▸ WHAT IS ASKED
For the records below, say how many lines contain the string "раздельно". Give the number only.

▸ INPUT FOR THIS TASK
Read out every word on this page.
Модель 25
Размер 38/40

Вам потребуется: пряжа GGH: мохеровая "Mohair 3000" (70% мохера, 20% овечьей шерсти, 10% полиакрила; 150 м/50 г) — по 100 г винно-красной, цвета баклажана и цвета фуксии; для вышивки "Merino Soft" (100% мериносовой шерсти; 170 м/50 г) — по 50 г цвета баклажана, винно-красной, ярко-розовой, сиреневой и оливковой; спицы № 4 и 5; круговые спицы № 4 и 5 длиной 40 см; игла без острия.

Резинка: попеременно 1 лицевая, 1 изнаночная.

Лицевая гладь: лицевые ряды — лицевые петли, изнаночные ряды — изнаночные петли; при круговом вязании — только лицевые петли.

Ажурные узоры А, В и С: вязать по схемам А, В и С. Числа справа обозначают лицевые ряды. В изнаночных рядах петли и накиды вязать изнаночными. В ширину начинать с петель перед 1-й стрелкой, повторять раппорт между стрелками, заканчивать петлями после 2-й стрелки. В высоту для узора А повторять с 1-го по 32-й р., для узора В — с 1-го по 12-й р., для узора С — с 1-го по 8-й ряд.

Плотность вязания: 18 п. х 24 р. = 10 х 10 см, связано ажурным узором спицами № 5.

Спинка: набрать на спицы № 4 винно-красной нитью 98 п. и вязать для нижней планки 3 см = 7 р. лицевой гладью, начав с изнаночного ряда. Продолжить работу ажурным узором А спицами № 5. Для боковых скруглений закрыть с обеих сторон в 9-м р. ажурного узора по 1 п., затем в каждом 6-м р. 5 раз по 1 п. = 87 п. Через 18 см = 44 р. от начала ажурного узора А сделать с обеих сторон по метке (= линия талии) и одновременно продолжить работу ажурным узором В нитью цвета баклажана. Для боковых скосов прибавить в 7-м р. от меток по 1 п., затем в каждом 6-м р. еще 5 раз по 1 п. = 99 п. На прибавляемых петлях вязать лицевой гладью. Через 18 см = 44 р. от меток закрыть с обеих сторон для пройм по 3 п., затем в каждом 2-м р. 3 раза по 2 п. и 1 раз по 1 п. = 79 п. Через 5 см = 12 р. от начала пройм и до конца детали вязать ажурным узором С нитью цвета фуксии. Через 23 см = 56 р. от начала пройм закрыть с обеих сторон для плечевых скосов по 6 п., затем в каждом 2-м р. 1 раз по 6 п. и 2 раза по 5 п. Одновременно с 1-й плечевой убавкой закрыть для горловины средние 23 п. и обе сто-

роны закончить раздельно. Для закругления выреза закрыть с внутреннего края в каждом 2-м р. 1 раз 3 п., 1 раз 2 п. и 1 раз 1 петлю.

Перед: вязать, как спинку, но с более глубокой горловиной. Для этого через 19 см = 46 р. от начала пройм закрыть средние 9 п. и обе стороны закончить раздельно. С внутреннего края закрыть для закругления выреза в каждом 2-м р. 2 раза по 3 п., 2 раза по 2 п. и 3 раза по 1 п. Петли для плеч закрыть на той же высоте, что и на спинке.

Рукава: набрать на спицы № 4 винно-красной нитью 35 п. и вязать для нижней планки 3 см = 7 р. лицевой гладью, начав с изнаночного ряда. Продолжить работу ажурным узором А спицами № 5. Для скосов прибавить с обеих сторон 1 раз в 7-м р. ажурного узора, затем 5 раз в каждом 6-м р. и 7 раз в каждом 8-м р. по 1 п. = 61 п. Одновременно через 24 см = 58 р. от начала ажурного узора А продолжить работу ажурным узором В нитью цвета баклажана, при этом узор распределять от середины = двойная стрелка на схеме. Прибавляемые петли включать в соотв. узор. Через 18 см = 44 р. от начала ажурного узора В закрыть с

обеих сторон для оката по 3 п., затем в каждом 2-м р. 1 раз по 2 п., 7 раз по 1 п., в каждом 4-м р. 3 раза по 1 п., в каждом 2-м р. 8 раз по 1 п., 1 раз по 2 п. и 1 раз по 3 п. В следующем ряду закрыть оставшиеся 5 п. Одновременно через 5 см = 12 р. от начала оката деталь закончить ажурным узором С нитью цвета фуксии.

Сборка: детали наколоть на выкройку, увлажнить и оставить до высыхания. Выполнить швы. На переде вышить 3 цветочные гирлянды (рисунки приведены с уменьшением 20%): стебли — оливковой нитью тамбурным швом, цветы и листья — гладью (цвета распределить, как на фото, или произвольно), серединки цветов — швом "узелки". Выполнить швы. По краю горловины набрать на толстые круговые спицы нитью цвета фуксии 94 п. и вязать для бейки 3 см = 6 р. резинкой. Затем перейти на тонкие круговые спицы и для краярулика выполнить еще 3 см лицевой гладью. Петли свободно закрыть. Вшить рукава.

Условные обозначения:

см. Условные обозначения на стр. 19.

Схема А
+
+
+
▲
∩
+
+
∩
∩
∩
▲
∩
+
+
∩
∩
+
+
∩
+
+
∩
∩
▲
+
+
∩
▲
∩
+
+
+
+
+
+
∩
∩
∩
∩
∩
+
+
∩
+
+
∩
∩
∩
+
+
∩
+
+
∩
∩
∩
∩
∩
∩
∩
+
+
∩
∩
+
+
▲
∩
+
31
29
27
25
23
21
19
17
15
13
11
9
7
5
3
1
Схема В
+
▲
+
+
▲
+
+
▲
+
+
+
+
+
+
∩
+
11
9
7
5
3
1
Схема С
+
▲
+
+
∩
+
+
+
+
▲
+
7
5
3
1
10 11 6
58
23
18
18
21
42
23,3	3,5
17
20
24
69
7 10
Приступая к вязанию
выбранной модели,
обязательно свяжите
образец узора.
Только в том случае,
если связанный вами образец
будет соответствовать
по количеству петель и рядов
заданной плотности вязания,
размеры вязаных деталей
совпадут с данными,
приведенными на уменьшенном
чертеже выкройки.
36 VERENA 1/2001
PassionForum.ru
* * *
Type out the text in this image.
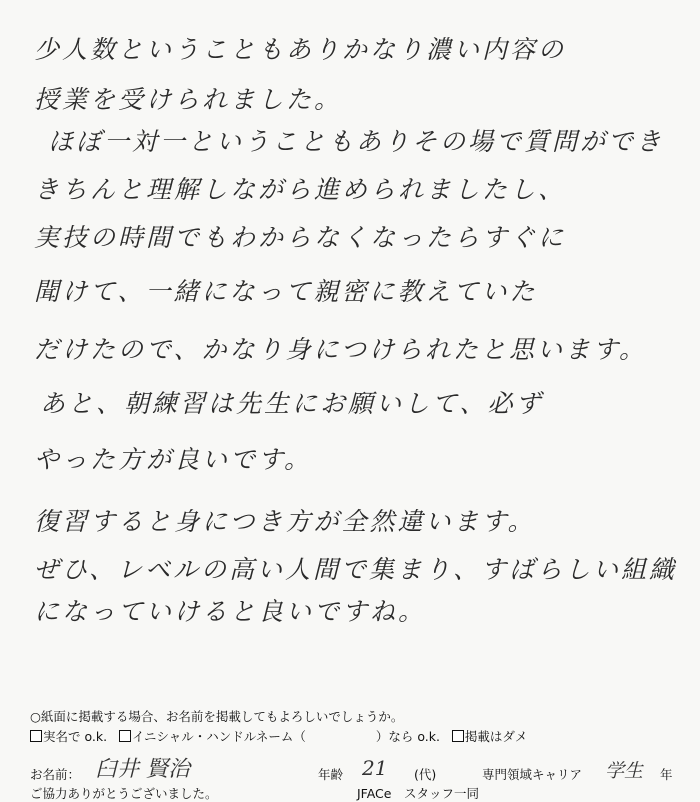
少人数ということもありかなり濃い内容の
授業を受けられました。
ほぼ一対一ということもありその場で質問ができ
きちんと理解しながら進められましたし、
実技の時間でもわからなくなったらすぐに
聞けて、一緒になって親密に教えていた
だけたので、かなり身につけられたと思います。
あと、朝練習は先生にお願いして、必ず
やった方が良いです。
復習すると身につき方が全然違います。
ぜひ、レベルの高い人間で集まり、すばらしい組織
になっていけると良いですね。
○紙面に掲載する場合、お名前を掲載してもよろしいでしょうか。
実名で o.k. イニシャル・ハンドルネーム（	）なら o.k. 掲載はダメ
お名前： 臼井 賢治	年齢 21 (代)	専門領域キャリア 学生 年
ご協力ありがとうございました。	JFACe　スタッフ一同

▸ FINISHED ANSWER
2